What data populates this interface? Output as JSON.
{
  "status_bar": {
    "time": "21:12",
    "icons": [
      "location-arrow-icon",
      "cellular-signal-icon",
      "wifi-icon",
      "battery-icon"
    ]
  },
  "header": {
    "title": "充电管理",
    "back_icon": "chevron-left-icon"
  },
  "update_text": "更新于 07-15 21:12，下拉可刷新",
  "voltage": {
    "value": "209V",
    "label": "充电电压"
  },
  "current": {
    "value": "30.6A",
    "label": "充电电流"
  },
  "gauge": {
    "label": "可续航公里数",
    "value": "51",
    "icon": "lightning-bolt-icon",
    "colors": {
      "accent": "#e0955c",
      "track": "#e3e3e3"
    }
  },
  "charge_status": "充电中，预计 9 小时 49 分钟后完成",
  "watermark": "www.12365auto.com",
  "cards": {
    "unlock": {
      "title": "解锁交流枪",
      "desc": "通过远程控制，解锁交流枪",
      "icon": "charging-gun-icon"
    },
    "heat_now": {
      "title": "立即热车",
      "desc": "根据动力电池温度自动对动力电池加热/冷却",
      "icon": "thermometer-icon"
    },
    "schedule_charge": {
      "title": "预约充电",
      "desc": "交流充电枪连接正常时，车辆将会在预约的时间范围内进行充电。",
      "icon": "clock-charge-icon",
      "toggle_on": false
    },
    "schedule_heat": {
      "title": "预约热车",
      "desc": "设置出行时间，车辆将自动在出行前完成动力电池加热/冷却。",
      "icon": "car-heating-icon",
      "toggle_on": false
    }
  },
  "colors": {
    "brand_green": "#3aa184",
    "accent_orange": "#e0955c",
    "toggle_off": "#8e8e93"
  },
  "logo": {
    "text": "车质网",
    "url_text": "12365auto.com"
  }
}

▬▬▬

Problem
Write out the entries above once more, without altering anything.

Result for this exercise
What data populates this interface? Output as JSON.
{
  "status_bar": {
    "time": "21:12",
    "icons": [
      "location-arrow-icon",
      "cellular-signal-icon",
      "wifi-icon",
      "battery-icon"
    ]
  },
  "header": {
    "title": "充电管理",
    "back_icon": "chevron-left-icon"
  },
  "update_text": "更新于 07-15 21:12，下拉可刷新",
  "voltage": {
    "value": "209V",
    "label": "充电电压"
  },
  "current": {
    "value": "30.6A",
    "label": "充电电流"
  },
  "gauge": {
    "label": "可续航公里数",
    "value": "51",
    "icon": "lightning-bolt-icon",
    "colors": {
      "accent": "#e0955c",
      "track": "#e3e3e3"
    }
  },
  "charge_status": "充电中，预计 9 小时 49 分钟后完成",
  "watermark": "www.12365auto.com",
  "cards": {
    "unlock": {
      "title": "解锁交流枪",
      "desc": "通过远程控制，解锁交流枪",
      "icon": "charging-gun-icon"
    },
    "heat_now": {
      "title": "立即热车",
      "desc": "根据动力电池温度自动对动力电池加热/冷却",
      "icon": "thermometer-icon"
    },
    "schedule_charge": {
      "title": "预约充电",
      "desc": "交流充电枪连接正常时，车辆将会在预约的时间范围内进行充电。",
      "icon": "clock-charge-icon",
      "toggle_on": false
    },
    "schedule_heat": {
      "title": "预约热车",
      "desc": "设置出行时间，车辆将自动在出行前完成动力电池加热/冷却。",
      "icon": "car-heating-icon",
      "toggle_on": false
    }
  },
  "colors": {
    "brand_green": "#3aa184",
    "accent_orange": "#e0955c",
    "toggle_off": "#8e8e93"
  },
  "logo": {
    "text": "车质网",
    "url_text": "12365auto.com"
  }
}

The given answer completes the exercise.